→ **To do**
Beginning at the line that contains "Extract the structured", reproduce every line to the end of the material without changing any of them.

[Start of Given entries]

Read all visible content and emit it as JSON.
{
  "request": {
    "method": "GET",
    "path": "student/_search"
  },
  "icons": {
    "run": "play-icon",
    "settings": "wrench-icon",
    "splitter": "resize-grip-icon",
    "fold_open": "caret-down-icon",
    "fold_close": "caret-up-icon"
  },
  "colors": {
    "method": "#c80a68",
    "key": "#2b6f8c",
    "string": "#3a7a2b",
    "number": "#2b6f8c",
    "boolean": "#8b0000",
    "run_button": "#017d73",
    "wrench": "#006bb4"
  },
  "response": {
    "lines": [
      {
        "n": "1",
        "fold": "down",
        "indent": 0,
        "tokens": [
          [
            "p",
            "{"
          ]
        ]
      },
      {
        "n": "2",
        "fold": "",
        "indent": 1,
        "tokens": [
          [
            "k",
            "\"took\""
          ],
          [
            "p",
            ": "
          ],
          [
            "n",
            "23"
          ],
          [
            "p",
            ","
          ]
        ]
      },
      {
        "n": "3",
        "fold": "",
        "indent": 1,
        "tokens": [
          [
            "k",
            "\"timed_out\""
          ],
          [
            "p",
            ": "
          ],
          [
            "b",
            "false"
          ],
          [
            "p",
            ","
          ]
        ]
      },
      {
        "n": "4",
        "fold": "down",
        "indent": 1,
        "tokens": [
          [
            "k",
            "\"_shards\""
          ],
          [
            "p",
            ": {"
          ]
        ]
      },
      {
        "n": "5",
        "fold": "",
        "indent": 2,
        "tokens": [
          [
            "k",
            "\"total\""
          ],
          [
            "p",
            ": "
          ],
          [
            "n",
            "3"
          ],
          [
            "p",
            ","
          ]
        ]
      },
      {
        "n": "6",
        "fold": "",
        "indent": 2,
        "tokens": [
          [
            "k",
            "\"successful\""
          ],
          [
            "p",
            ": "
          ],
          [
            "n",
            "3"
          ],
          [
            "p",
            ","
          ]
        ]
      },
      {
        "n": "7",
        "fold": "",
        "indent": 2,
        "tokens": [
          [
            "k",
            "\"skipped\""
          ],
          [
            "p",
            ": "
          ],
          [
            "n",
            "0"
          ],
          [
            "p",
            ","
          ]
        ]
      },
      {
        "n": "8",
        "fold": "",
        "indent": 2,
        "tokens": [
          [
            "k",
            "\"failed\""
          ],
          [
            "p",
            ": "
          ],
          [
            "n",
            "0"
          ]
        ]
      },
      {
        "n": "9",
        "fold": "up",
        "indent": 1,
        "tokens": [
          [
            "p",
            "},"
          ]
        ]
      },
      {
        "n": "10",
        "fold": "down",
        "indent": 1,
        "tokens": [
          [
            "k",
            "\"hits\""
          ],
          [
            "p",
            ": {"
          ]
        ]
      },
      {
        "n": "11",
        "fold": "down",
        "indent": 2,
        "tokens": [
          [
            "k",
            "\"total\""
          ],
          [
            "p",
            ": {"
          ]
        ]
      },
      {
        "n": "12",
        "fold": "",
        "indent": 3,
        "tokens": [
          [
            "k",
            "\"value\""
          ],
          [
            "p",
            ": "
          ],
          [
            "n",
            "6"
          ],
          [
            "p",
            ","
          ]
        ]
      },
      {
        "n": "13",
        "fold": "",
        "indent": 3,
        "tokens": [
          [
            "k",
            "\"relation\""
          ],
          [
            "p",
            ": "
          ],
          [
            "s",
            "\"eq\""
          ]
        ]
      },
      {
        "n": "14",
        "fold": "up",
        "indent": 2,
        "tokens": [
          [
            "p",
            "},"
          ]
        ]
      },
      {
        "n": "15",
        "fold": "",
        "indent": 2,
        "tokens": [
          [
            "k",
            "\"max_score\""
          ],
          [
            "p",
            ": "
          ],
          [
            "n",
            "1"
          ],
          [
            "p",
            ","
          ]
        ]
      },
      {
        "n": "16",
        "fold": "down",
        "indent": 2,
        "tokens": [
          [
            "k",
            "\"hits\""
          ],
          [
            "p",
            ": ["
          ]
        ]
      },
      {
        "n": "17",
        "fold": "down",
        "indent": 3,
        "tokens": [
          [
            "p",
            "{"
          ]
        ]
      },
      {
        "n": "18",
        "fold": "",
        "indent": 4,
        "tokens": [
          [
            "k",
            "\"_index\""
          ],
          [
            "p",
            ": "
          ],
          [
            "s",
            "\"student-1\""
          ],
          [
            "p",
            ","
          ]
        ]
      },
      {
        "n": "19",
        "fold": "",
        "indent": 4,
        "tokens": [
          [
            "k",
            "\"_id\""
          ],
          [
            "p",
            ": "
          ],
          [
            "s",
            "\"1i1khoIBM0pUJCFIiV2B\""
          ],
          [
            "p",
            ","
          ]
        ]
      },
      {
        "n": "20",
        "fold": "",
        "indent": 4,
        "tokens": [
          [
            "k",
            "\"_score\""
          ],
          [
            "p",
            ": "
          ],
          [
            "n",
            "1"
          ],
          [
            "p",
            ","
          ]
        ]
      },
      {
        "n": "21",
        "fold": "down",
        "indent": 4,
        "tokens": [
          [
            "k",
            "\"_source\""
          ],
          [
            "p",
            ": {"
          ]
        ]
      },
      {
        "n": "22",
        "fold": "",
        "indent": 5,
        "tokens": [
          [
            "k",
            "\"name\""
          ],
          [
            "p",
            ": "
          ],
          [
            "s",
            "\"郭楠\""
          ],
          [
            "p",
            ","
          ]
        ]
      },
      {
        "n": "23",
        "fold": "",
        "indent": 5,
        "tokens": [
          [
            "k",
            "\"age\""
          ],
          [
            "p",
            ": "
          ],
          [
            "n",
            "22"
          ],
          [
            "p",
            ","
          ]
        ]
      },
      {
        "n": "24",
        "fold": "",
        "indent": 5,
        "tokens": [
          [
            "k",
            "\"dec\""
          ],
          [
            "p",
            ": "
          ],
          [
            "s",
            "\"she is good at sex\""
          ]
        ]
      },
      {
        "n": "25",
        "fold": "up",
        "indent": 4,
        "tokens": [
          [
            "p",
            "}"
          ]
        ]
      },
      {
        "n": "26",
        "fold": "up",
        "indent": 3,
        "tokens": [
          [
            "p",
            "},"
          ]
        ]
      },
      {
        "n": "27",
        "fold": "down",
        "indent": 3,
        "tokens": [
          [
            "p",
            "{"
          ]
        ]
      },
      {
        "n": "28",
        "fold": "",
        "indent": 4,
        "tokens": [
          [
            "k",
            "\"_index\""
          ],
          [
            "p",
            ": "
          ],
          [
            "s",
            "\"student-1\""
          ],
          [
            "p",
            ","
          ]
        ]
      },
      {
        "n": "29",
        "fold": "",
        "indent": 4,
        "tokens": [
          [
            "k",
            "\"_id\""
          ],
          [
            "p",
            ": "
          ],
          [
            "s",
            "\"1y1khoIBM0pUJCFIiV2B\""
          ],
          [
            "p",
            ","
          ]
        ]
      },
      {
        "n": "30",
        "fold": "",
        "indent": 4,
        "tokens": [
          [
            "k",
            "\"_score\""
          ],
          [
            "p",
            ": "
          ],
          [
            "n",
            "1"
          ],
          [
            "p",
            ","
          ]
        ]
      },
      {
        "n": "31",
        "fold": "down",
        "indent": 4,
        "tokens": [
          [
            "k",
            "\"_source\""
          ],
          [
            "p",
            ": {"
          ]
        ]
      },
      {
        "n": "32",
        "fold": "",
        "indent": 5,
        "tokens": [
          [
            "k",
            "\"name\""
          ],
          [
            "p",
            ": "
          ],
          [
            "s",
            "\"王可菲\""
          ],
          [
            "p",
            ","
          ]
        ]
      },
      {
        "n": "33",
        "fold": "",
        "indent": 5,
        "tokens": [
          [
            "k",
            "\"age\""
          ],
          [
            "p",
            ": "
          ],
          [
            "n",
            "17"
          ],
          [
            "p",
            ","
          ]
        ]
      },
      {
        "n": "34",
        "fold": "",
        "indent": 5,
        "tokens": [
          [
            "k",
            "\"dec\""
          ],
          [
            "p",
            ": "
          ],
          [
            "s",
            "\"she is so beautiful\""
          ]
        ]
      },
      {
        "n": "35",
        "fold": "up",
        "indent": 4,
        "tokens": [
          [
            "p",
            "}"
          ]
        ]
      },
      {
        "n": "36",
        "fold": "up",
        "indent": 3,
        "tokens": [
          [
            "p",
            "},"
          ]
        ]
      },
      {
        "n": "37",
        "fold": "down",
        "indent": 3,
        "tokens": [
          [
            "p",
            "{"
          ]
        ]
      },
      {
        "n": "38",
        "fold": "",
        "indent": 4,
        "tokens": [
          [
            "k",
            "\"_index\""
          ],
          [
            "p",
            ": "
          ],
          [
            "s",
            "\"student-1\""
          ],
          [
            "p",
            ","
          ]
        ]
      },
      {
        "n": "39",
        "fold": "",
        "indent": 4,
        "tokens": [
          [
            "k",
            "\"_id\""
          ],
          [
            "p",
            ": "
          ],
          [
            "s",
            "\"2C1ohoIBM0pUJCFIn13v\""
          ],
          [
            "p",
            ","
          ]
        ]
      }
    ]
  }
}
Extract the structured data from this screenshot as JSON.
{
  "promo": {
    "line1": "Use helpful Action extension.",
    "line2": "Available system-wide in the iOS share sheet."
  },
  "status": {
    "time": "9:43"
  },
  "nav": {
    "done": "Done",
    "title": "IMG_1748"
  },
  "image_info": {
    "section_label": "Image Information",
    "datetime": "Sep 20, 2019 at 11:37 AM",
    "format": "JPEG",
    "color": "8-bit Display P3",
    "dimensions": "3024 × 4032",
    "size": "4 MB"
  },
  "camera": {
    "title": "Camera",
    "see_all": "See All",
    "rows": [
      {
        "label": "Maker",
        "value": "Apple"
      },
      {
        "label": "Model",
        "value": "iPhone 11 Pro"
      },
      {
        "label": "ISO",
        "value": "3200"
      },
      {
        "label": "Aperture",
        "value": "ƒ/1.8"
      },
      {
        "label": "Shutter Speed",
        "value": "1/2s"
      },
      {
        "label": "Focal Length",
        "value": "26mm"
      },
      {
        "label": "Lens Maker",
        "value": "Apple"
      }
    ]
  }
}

[End of Given entries]

→ **Solution for this task**
Extract the structured data from this screenshot as JSON.
{
  "promo": {
    "line1": "Use helpful Action extension.",
    "line2": "Available system-wide in the iOS share sheet."
  },
  "status": {
    "time": "9:43"
  },
  "nav": {
    "done": "Done",
    "title": "IMG_1748"
  },
  "image_info": {
    "section_label": "Image Information",
    "datetime": "Sep 20, 2019 at 11:37 AM",
    "format": "JPEG",
    "color": "8-bit Display P3",
    "dimensions": "3024 × 4032",
    "size": "4 MB"
  },
  "camera": {
    "title": "Camera",
    "see_all": "See All",
    "rows": [
      {
        "label": "Maker",
        "value": "Apple"
      },
      {
        "label": "Model",
        "value": "iPhone 11 Pro"
      },
      {
        "label": "ISO",
        "value": "3200"
      },
      {
        "label": "Aperture",
        "value": "ƒ/1.8"
      },
      {
        "label": "Shutter Speed",
        "value": "1/2s"
      },
      {
        "label": "Focal Length",
        "value": "26mm"
      },
      {
        "label": "Lens Maker",
        "value": "Apple"
      }
    ]
  }
}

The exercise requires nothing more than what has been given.